What you have to do: Lines containing the word "ylabel" are to be counted; state their number and nothing further.

──────── Dataset entries ────────

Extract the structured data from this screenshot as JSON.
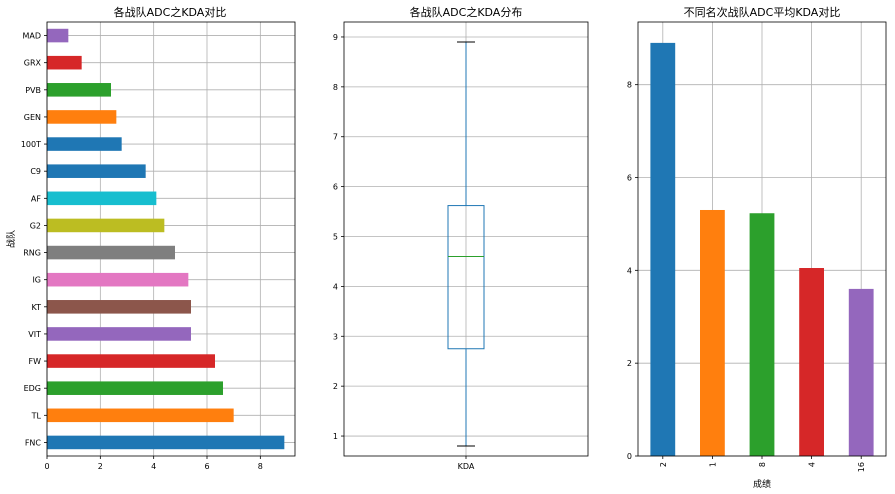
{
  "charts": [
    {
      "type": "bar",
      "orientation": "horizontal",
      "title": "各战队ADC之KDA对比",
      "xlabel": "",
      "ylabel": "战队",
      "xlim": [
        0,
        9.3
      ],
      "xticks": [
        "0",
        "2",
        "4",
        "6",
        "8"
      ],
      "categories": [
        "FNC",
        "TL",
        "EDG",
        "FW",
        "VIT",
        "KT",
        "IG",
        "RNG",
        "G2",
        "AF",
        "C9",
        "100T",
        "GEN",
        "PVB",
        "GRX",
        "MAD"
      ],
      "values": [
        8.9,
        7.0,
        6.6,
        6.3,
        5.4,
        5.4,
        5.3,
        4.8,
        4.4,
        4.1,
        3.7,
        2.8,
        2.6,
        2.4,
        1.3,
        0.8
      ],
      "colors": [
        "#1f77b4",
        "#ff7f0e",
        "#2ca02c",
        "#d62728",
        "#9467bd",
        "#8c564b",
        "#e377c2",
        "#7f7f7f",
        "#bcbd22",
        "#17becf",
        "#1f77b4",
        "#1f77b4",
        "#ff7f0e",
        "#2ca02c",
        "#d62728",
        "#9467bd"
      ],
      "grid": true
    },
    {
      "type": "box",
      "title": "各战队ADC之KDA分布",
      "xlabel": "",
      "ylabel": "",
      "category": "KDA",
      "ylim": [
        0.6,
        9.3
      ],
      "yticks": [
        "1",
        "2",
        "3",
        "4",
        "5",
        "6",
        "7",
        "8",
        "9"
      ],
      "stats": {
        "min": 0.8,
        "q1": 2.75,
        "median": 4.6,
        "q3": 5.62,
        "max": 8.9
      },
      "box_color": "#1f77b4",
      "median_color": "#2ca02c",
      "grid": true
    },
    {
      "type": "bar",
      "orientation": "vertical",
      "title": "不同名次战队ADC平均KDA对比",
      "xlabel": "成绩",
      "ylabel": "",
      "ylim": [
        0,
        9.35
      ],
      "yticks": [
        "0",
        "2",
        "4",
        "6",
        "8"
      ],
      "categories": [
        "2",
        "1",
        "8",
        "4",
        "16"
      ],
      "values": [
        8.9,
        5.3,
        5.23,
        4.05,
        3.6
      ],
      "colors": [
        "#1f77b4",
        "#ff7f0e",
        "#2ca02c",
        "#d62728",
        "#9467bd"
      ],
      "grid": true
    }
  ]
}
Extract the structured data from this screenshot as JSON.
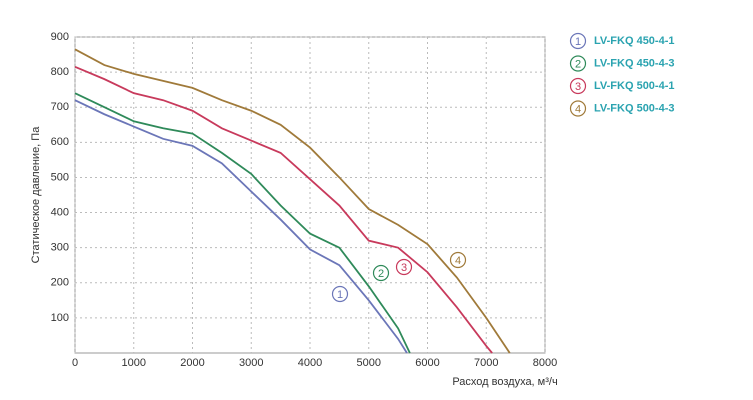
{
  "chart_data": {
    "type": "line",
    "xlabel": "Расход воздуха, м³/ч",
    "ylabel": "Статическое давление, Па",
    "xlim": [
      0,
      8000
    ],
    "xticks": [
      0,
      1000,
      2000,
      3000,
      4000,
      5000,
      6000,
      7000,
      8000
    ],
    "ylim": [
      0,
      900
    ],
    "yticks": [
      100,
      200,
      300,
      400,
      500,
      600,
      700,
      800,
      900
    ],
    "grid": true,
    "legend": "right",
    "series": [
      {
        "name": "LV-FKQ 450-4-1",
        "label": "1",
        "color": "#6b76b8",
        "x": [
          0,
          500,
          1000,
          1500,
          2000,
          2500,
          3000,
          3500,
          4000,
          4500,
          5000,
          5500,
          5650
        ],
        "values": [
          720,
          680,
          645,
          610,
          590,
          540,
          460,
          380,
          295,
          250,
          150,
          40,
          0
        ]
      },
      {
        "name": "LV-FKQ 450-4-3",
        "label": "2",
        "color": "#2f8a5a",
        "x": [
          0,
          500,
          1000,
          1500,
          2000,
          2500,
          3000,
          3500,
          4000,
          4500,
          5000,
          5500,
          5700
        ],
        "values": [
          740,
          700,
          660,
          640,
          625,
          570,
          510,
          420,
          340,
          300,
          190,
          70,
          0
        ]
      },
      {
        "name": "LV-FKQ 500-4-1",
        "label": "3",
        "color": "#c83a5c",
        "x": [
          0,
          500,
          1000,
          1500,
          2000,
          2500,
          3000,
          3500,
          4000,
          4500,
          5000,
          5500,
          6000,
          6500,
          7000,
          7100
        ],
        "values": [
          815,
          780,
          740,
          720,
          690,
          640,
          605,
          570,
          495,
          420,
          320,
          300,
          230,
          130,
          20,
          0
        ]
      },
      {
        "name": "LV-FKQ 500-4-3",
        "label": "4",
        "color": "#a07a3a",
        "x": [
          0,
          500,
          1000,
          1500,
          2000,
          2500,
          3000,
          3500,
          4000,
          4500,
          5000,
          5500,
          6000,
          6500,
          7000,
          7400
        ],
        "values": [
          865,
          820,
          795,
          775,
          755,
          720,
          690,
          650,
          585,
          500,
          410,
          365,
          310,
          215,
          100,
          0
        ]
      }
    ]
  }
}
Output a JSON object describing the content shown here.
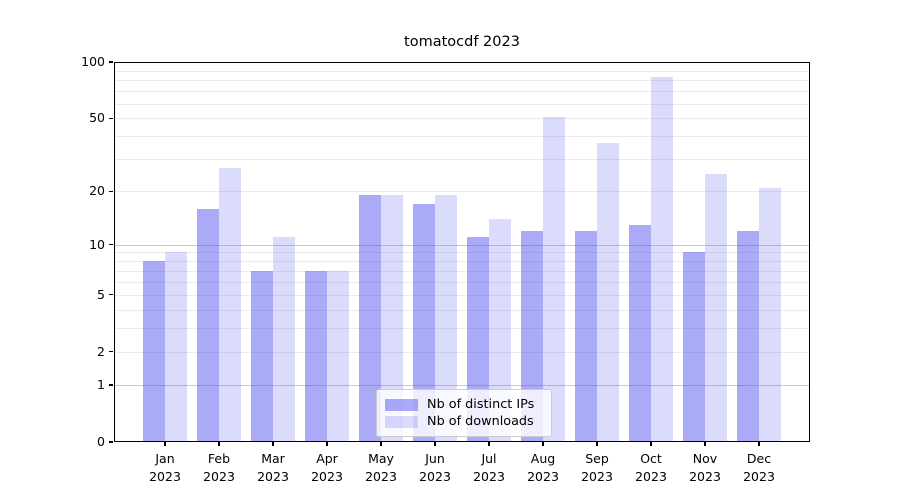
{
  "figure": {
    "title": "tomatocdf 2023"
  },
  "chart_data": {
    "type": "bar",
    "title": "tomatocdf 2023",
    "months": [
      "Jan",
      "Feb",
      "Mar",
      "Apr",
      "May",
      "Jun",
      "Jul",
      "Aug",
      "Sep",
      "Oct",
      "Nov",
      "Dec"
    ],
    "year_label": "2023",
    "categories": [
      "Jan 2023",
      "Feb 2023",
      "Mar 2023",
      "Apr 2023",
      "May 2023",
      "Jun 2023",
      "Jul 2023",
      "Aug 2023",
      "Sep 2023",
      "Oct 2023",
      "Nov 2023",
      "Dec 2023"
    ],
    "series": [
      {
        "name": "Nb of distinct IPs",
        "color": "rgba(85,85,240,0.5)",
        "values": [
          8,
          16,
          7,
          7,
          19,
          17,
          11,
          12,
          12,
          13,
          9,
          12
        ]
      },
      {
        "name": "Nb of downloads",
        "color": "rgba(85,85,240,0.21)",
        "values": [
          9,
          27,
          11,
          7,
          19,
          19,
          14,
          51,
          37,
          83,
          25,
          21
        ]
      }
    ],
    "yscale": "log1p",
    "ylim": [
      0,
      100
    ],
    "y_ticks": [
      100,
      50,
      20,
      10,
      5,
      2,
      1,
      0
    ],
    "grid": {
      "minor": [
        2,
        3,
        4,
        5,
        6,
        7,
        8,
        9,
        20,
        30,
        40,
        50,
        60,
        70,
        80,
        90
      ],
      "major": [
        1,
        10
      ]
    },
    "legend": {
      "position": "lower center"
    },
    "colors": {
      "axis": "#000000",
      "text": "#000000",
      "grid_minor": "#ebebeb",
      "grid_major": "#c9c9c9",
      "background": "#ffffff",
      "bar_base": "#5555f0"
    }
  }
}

────────

Answer for this exercise: 4